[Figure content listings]
----------
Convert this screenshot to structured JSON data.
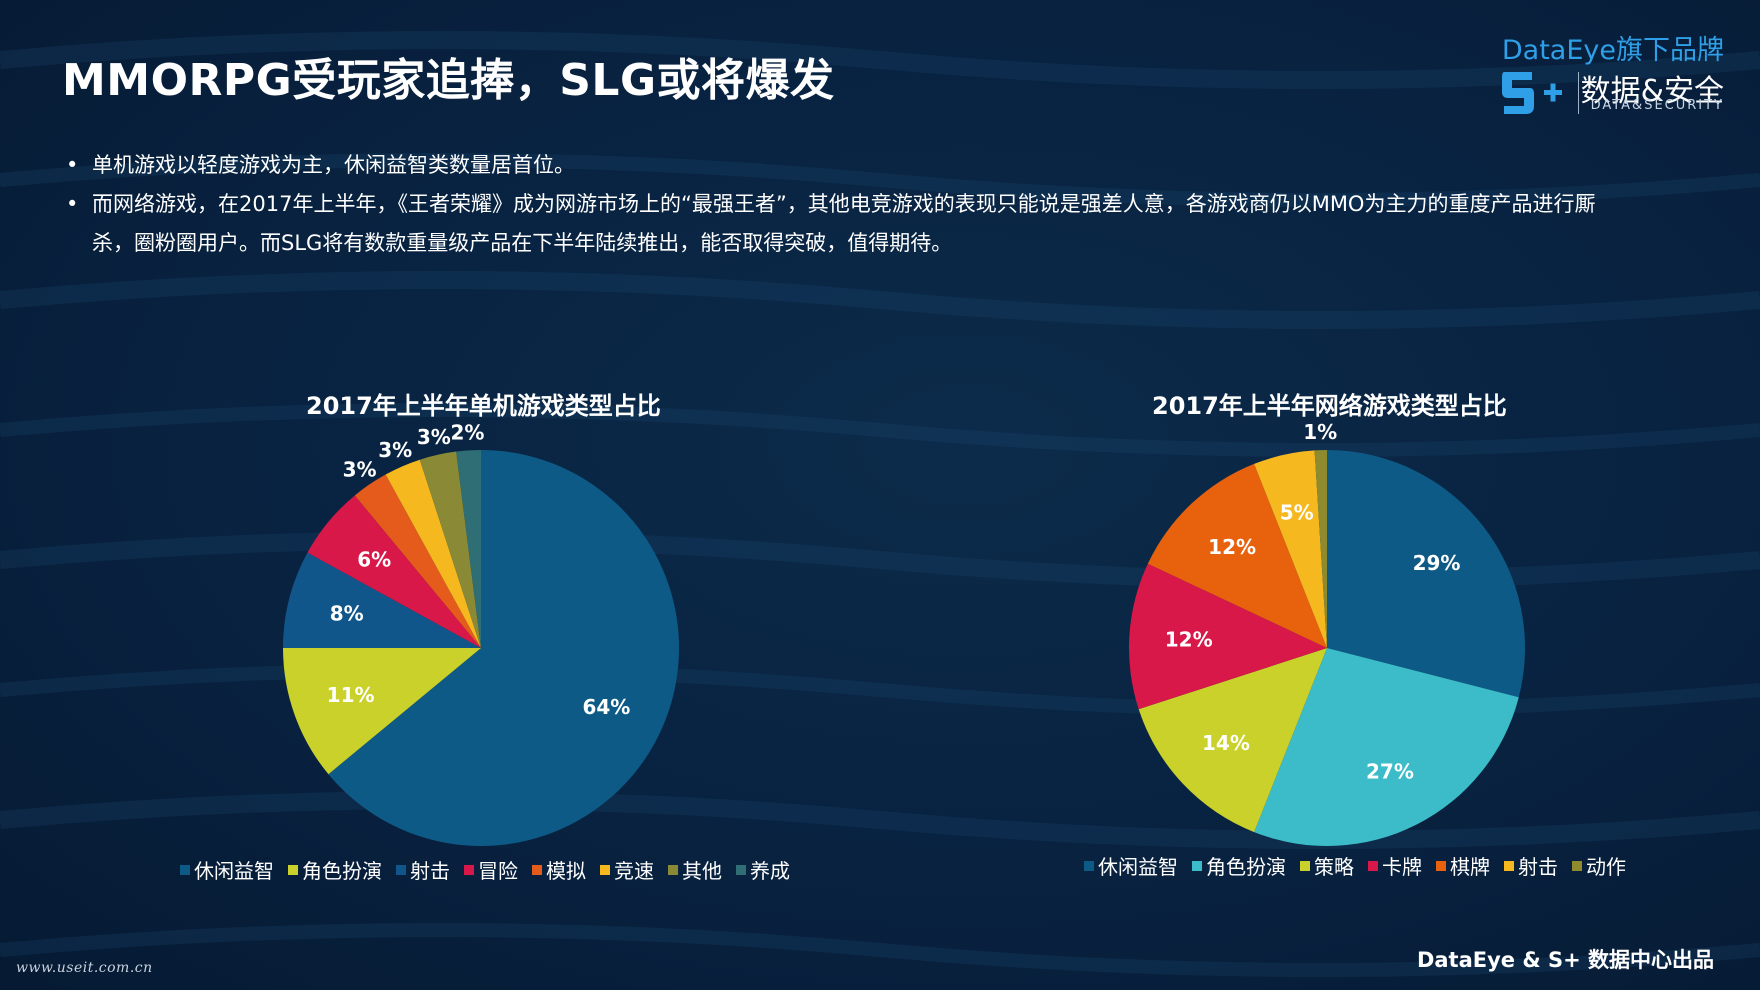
{
  "title": "MMORPG受玩家追捧，SLG或将爆发",
  "brand": {
    "top": "DataEye旗下品牌",
    "cn": "数据&安全",
    "en": "DATA&SECURITY"
  },
  "bullets": [
    "单机游戏以轻度游戏为主，休闲益智类数量居首位。",
    "而网络游戏，在2017年上半年，《王者荣耀》成为网游市场上的“最强王者”，其他电竞游戏的表现只能说是强差人意，各游戏商仍以MMO为主力的重度产品进行厮杀，圈粉圈用户。而SLG将有数款重量级产品在下半年陆续推出，能否取得突破，值得期待。"
  ],
  "footer": "DataEye & S+ 数据中心出品",
  "watermark": "www.useit.com.cn",
  "chart_data": [
    {
      "type": "pie",
      "title": "2017年上半年单机游戏类型占比",
      "categories": [
        "休闲益智",
        "角色扮演",
        "射击",
        "冒险",
        "模拟",
        "竞速",
        "其他",
        "养成"
      ],
      "values": [
        64,
        11,
        8,
        6,
        3,
        3,
        3,
        2
      ],
      "labels": [
        "64%",
        "11%",
        "8%",
        "6%",
        "3%",
        "3%",
        "3%",
        "2%"
      ],
      "colors": [
        "#0e5a86",
        "#c9d12a",
        "#11568a",
        "#d81848",
        "#e55b1c",
        "#f5b81e",
        "#8a8a36",
        "#2e6e74"
      ],
      "legend": "bottom"
    },
    {
      "type": "pie",
      "title": "2017年上半年网络游戏类型占比",
      "categories": [
        "休闲益智",
        "角色扮演",
        "策略",
        "卡牌",
        "棋牌",
        "射击",
        "动作"
      ],
      "values": [
        29,
        27,
        14,
        12,
        12,
        5,
        1
      ],
      "labels": [
        "29%",
        "27%",
        "14%",
        "12%",
        "12%",
        "5%",
        "1%"
      ],
      "colors": [
        "#0e5a86",
        "#3cbcc8",
        "#c9d12a",
        "#d81848",
        "#e8620e",
        "#f5b81e",
        "#8f8a2e"
      ],
      "legend": "bottom"
    }
  ]
}
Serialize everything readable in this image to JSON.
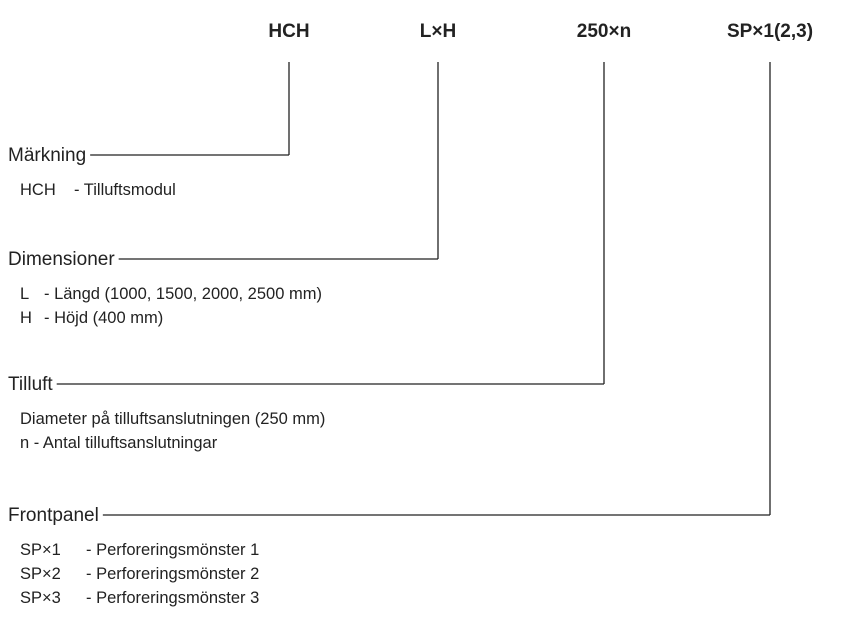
{
  "codes": [
    "HCH",
    "L×H",
    "250×n",
    "SP×1(2,3)"
  ],
  "groups": [
    {
      "label": "Märkning",
      "items": [
        {
          "code": "HCH",
          "text": "- Tilluftsmodul"
        }
      ]
    },
    {
      "label": "Dimensioner",
      "items": [
        {
          "code": "L",
          "text": "- Längd (1000, 1500, 2000, 2500 mm)"
        },
        {
          "code": "H",
          "text": "- Höjd (400 mm)"
        }
      ]
    },
    {
      "label": "Tilluft",
      "items": [
        {
          "text": "Diameter på tilluftsanslutningen (250 mm)"
        },
        {
          "text": "n - Antal tilluftsanslutningar"
        }
      ]
    },
    {
      "label": "Frontpanel",
      "items": [
        {
          "code": "SP×1",
          "text": "- Perforeringsmönster 1"
        },
        {
          "code": "SP×2",
          "text": "- Perforeringsmönster 2"
        },
        {
          "code": "SP×3",
          "text": "- Perforeringsmönster 3"
        }
      ]
    }
  ]
}
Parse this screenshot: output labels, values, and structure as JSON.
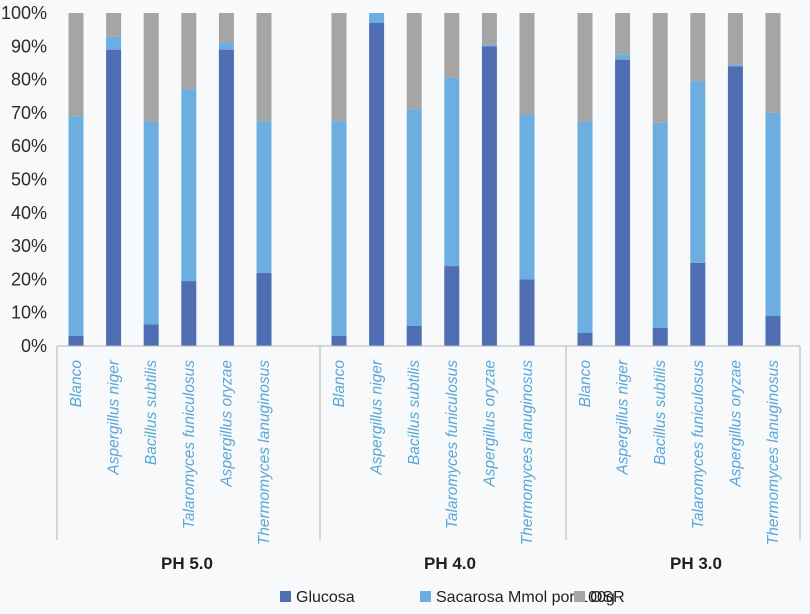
----------
→ TASK GOAL: All the lines above are to be reproduced exactly, except the pictures.

→ ANSWER TO THE EXERCISE:
Convert this screenshot to structured JSON data.
{
  "title": "MMORPG受玩家追捧，SLG或将爆发",
  "brand": {
    "top": "DataEye旗下品牌",
    "cn": "数据&安全",
    "en": "DATA&SECURITY"
  },
  "bullets": [
    "单机游戏以轻度游戏为主，休闲益智类数量居首位。",
    "而网络游戏，在2017年上半年，《王者荣耀》成为网游市场上的“最强王者”，其他电竞游戏的表现只能说是强差人意，各游戏商仍以MMO为主力的重度产品进行厮杀，圈粉圈用户。而SLG将有数款重量级产品在下半年陆续推出，能否取得突破，值得期待。"
  ],
  "footer": "DataEye & S+ 数据中心出品",
  "watermark": "www.useit.com.cn",
  "chart_data": [
    {
      "type": "pie",
      "title": "2017年上半年单机游戏类型占比",
      "categories": [
        "休闲益智",
        "角色扮演",
        "射击",
        "冒险",
        "模拟",
        "竞速",
        "其他",
        "养成"
      ],
      "values": [
        64,
        11,
        8,
        6,
        3,
        3,
        3,
        2
      ],
      "labels": [
        "64%",
        "11%",
        "8%",
        "6%",
        "3%",
        "3%",
        "3%",
        "2%"
      ],
      "colors": [
        "#0e5a86",
        "#c9d12a",
        "#11568a",
        "#d81848",
        "#e55b1c",
        "#f5b81e",
        "#8a8a36",
        "#2e6e74"
      ],
      "legend": "bottom"
    },
    {
      "type": "pie",
      "title": "2017年上半年网络游戏类型占比",
      "categories": [
        "休闲益智",
        "角色扮演",
        "策略",
        "卡牌",
        "棋牌",
        "射击",
        "动作"
      ],
      "values": [
        29,
        27,
        14,
        12,
        12,
        5,
        1
      ],
      "labels": [
        "29%",
        "27%",
        "14%",
        "12%",
        "12%",
        "5%",
        "1%"
      ],
      "colors": [
        "#0e5a86",
        "#3cbcc8",
        "#c9d12a",
        "#d81848",
        "#e8620e",
        "#f5b81e",
        "#8f8a2e"
      ],
      "legend": "bottom"
    }
  ]
}
Serialize everything readable in this image to JSON.
{
  "codes": [
    "HCH",
    "L×H",
    "250×n",
    "SP×1(2,3)"
  ],
  "groups": [
    {
      "label": "Märkning",
      "items": [
        {
          "code": "HCH",
          "text": "- Tilluftsmodul"
        }
      ]
    },
    {
      "label": "Dimensioner",
      "items": [
        {
          "code": "L",
          "text": "- Längd (1000, 1500, 2000, 2500 mm)"
        },
        {
          "code": "H",
          "text": "- Höjd (400 mm)"
        }
      ]
    },
    {
      "label": "Tilluft",
      "items": [
        {
          "text": "Diameter på tilluftsanslutningen (250 mm)"
        },
        {
          "text": "n - Antal tilluftsanslutningar"
        }
      ]
    },
    {
      "label": "Frontpanel",
      "items": [
        {
          "code": "SP×1",
          "text": "- Perforeringsmönster 1"
        },
        {
          "code": "SP×2",
          "text": "- Perforeringsmönster 2"
        },
        {
          "code": "SP×3",
          "text": "- Perforeringsmönster 3"
        }
      ]
    }
  ]
}
Parse this screenshot: output labels, values, and structure as JSON.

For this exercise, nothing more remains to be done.